◆ What the exercise asks ◆
Say how many lines of the listing below contain "object", giving the number and nothing else.

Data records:
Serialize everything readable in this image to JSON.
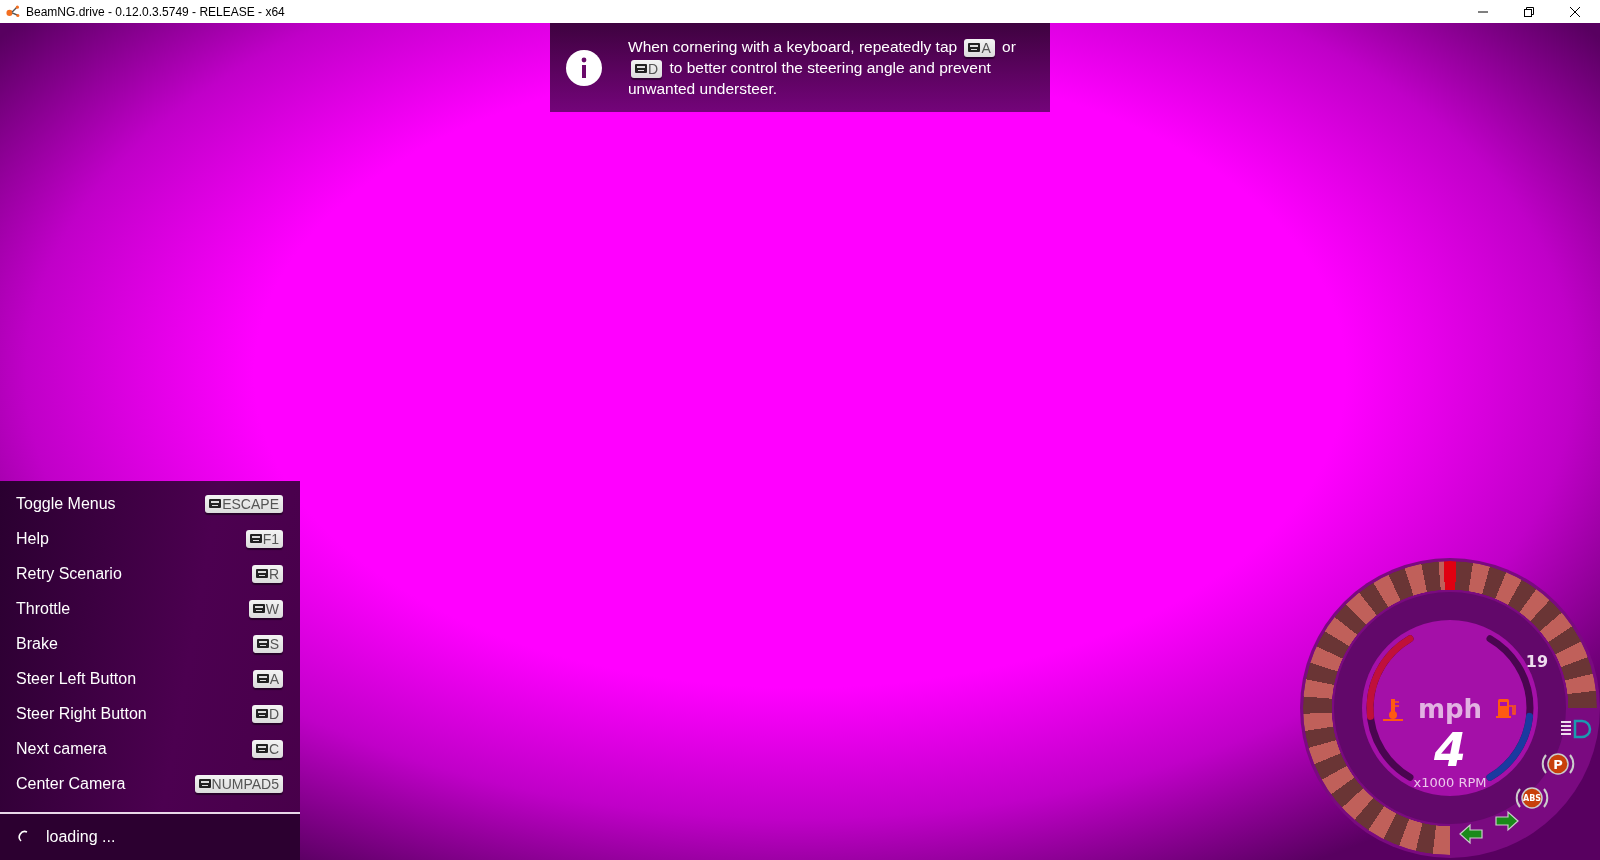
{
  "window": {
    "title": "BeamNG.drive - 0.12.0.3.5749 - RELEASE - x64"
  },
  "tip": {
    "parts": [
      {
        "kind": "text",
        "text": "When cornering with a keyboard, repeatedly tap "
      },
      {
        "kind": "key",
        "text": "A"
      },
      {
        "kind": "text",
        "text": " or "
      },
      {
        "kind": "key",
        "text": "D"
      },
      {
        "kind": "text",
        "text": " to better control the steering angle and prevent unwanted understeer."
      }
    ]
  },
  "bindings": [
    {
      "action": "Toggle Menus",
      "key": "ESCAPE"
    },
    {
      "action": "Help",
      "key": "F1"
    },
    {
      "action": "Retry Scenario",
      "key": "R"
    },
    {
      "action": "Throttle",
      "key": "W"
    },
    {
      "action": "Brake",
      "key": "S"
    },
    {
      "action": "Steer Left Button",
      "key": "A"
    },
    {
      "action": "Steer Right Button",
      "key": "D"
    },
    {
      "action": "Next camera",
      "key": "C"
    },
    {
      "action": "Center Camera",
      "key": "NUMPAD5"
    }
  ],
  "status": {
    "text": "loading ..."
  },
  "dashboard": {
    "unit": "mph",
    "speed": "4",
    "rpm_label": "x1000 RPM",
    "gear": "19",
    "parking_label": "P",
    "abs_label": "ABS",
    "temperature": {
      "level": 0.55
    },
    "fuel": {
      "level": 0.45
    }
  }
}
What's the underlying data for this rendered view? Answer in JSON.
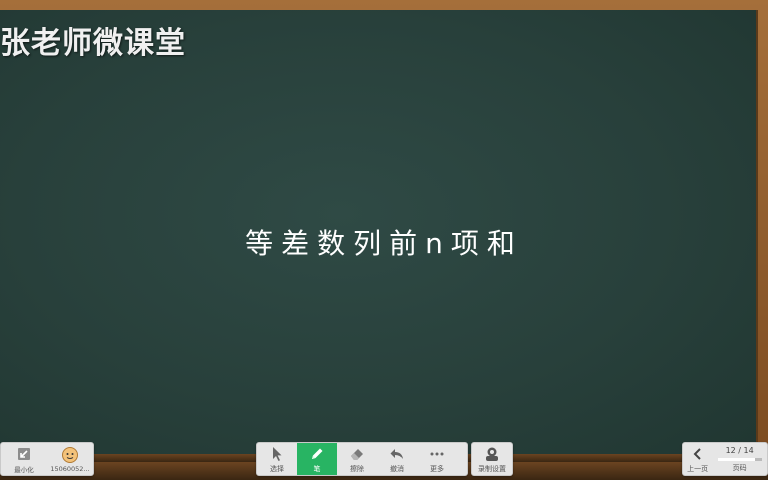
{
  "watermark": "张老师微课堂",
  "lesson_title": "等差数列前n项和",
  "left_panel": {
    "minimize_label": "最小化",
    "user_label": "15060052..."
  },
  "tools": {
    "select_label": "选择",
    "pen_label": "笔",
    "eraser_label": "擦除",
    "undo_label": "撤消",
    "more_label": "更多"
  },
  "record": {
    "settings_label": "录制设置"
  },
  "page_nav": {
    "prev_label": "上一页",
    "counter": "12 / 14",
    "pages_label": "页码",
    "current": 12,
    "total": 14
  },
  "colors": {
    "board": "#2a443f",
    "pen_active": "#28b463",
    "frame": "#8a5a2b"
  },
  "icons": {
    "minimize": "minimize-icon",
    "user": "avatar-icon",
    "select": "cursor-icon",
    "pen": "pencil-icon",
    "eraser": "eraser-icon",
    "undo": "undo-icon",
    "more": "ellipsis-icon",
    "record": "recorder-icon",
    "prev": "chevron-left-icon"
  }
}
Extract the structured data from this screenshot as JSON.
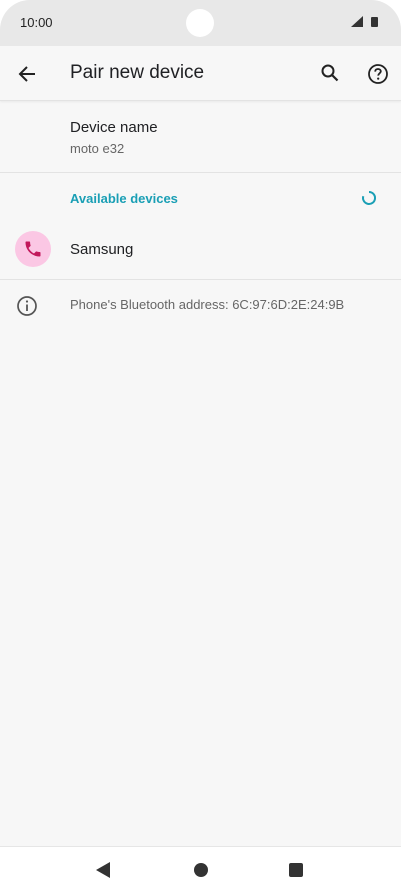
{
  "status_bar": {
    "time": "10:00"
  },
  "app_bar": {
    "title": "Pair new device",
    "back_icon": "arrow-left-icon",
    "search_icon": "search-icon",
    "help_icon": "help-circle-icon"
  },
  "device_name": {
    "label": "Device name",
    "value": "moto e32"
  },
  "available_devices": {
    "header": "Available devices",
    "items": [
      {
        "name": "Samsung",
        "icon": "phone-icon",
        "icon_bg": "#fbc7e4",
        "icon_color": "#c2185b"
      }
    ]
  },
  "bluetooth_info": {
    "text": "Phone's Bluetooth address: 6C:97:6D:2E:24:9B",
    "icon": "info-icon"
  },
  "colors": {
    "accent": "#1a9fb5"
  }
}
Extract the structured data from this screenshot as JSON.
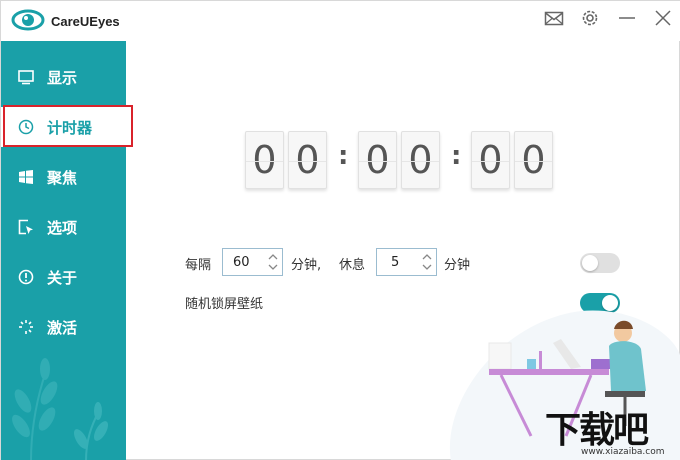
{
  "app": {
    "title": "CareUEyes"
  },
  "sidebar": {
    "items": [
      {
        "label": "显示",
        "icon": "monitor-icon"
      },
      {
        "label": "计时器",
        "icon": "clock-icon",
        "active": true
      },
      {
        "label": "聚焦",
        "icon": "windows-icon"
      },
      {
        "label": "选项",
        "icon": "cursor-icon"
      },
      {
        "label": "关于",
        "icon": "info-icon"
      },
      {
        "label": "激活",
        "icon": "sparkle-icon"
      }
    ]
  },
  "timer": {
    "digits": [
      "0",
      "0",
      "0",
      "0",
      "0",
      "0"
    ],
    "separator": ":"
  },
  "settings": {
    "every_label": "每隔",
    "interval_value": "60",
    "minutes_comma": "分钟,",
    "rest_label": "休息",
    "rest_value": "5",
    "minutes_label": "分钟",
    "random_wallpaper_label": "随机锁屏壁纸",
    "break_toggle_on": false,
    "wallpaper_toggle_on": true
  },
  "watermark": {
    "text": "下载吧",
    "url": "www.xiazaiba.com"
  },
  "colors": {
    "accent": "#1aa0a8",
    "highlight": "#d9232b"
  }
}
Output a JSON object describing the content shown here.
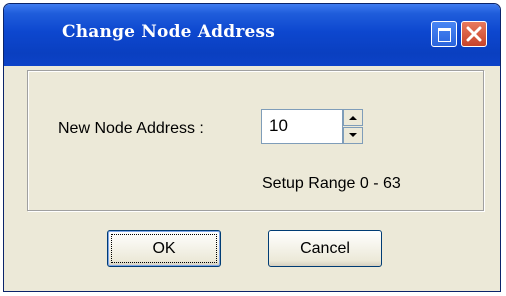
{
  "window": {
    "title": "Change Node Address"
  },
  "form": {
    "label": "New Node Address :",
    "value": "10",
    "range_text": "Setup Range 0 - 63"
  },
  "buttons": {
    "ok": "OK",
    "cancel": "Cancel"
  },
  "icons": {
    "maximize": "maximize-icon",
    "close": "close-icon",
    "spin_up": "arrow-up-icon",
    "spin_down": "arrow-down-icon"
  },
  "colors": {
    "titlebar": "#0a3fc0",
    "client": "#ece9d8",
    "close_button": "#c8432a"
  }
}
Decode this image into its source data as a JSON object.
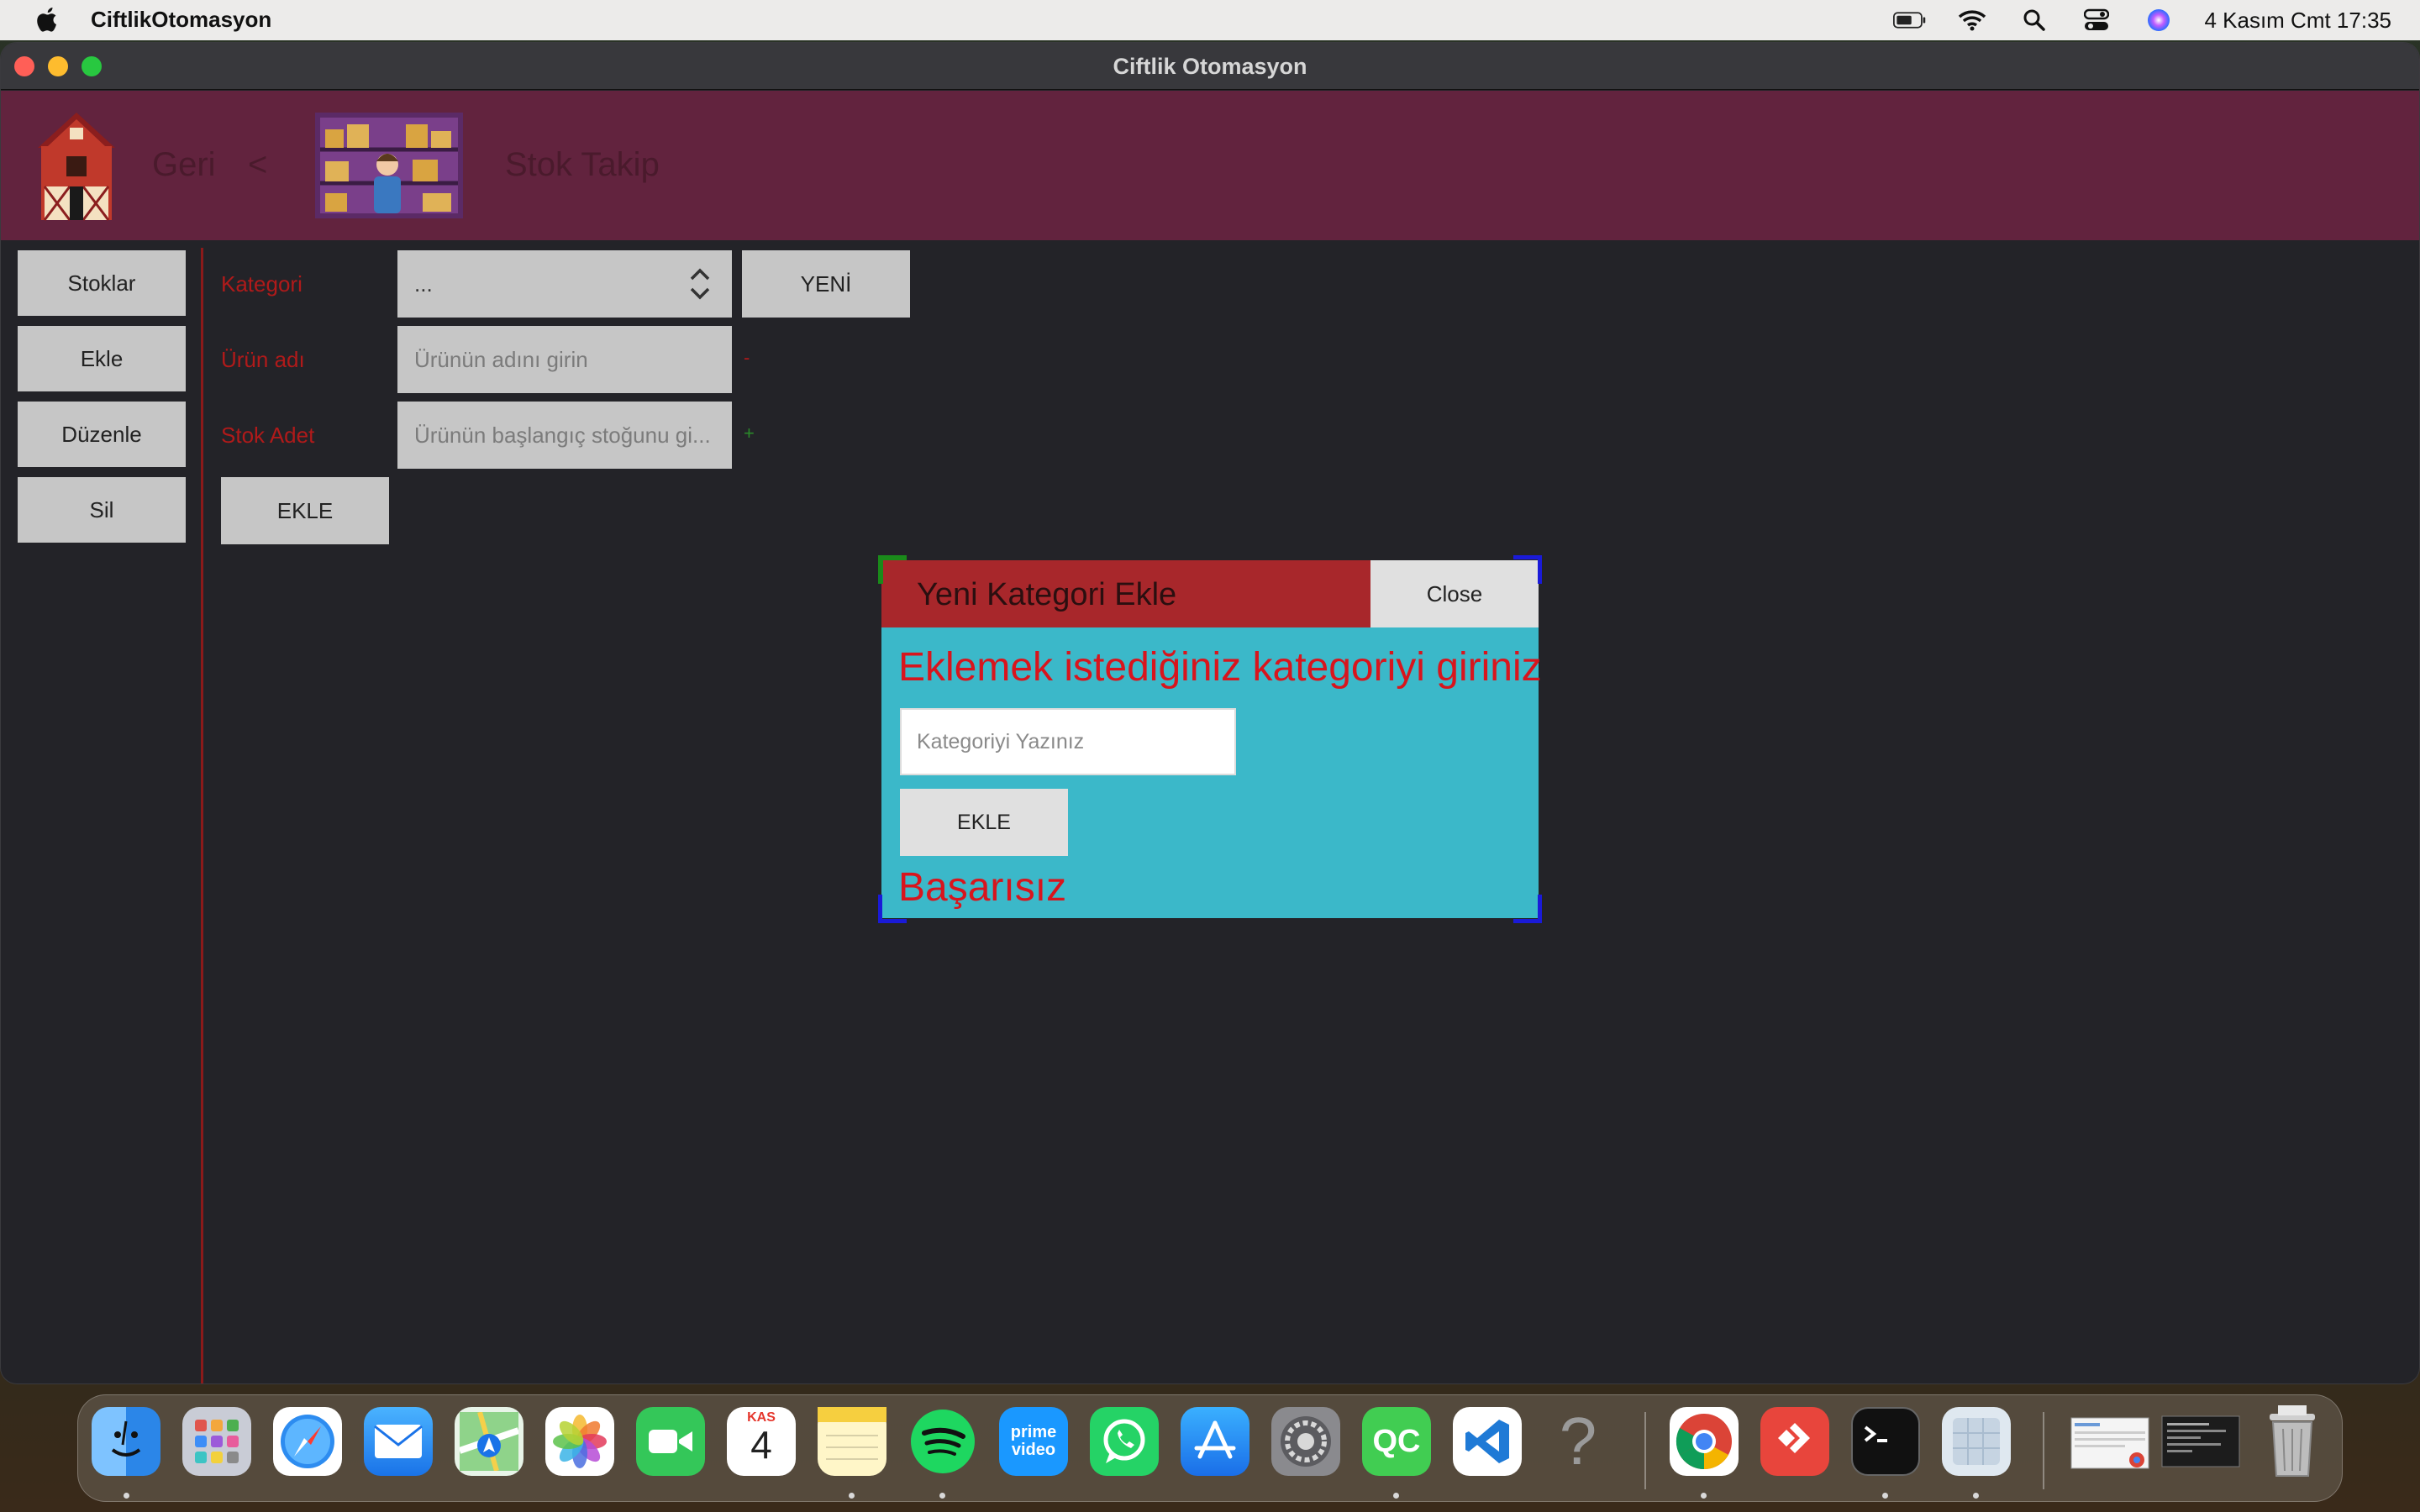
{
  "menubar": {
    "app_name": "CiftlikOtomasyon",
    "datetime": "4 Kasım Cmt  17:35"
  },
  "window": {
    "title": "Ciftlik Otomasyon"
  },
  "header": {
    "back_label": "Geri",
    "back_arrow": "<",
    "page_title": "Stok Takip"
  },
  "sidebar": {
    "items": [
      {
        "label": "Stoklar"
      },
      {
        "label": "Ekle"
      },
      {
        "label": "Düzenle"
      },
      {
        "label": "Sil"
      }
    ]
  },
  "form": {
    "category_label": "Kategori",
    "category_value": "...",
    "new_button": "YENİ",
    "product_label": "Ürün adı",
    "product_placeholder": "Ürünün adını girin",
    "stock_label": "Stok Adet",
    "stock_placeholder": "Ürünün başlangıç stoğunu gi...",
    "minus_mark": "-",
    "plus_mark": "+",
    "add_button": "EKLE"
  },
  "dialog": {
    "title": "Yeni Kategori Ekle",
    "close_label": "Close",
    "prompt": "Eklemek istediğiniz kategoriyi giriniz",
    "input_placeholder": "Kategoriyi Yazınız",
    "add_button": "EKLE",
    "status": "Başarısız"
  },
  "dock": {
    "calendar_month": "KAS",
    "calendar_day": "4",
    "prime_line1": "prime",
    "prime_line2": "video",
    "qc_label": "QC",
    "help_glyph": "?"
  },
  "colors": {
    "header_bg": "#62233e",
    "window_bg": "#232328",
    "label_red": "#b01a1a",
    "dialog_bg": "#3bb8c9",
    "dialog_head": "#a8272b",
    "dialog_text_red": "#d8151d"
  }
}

◆ Response ◆
2